» **The input**:
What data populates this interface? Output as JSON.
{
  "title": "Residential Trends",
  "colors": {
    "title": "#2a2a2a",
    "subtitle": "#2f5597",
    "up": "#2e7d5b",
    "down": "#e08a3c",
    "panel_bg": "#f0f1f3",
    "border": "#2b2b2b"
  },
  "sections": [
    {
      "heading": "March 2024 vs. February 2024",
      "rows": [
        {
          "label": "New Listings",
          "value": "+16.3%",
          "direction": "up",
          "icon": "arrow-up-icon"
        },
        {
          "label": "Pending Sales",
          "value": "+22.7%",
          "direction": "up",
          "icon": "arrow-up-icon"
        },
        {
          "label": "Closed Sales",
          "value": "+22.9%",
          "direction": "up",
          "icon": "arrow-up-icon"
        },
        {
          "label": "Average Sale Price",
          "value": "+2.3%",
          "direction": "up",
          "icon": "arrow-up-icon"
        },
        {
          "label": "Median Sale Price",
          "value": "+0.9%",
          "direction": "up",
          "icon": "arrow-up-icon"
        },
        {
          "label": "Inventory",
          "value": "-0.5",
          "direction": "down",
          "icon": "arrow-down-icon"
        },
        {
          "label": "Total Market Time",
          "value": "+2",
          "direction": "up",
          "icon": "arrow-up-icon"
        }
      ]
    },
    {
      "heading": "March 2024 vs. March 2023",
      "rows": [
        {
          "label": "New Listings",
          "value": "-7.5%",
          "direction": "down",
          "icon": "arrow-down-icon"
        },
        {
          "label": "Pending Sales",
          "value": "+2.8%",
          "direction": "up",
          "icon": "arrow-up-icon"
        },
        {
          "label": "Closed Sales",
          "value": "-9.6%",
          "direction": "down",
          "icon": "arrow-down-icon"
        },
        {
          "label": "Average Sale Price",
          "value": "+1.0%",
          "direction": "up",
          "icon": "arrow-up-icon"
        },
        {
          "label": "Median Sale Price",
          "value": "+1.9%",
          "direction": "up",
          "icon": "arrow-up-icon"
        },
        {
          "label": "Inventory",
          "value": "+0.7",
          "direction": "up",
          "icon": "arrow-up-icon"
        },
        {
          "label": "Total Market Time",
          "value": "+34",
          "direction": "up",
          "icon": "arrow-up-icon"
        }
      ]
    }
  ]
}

--

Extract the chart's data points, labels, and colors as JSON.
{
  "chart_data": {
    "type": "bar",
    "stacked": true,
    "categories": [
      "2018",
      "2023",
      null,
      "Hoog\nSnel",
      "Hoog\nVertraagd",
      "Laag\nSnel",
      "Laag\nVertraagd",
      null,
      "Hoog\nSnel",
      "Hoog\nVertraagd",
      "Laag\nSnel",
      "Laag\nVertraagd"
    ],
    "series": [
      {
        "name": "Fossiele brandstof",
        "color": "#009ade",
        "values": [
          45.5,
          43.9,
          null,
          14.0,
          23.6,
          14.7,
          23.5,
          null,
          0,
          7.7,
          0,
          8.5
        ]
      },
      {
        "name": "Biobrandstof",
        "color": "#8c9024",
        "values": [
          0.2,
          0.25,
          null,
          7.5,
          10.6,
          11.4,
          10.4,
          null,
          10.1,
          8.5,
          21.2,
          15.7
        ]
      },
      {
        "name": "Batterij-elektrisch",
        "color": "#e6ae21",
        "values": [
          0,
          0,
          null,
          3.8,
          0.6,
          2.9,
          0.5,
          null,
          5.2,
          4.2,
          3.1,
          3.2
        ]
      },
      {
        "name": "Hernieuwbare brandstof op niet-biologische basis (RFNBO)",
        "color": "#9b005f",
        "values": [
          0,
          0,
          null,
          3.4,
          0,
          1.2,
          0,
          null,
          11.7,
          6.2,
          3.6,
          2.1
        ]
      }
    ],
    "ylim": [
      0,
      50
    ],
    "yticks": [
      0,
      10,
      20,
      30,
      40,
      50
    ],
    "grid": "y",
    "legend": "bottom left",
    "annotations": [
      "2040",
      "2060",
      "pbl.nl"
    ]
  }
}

==

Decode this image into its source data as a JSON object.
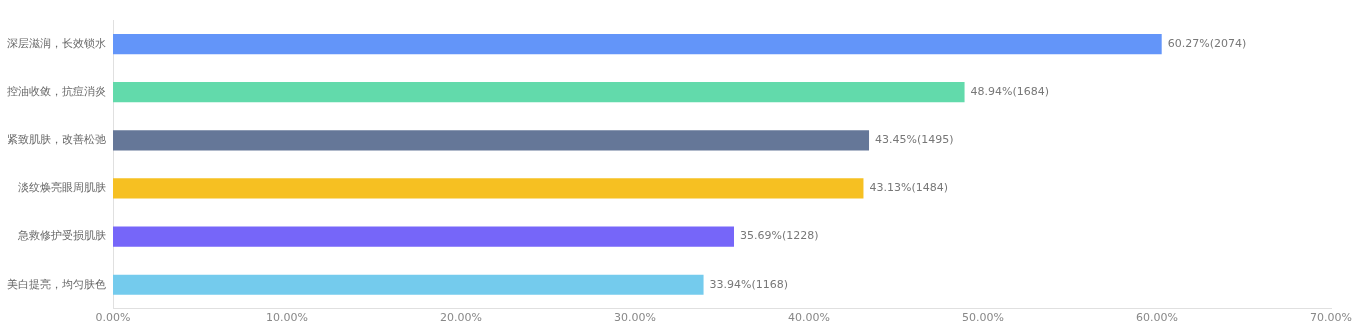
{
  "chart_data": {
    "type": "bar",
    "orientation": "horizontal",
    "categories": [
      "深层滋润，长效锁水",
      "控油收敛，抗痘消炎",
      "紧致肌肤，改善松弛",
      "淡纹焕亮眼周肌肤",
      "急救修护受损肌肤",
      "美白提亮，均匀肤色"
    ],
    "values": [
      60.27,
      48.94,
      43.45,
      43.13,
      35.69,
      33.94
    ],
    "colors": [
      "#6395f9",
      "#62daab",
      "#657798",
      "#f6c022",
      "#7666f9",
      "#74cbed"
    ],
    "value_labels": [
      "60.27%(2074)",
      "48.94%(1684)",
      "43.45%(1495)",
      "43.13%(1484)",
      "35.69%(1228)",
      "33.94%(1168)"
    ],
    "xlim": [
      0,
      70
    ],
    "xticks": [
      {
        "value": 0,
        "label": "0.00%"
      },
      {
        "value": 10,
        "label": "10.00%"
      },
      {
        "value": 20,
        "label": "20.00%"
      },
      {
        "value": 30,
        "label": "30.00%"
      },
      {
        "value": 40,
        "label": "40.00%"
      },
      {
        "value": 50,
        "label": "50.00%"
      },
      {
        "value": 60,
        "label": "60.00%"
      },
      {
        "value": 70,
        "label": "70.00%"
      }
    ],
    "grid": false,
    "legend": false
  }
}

» **Short problem**:
State how many lines hold the word "heading". The number is the whole answer.

» **Response to this exercise**:
2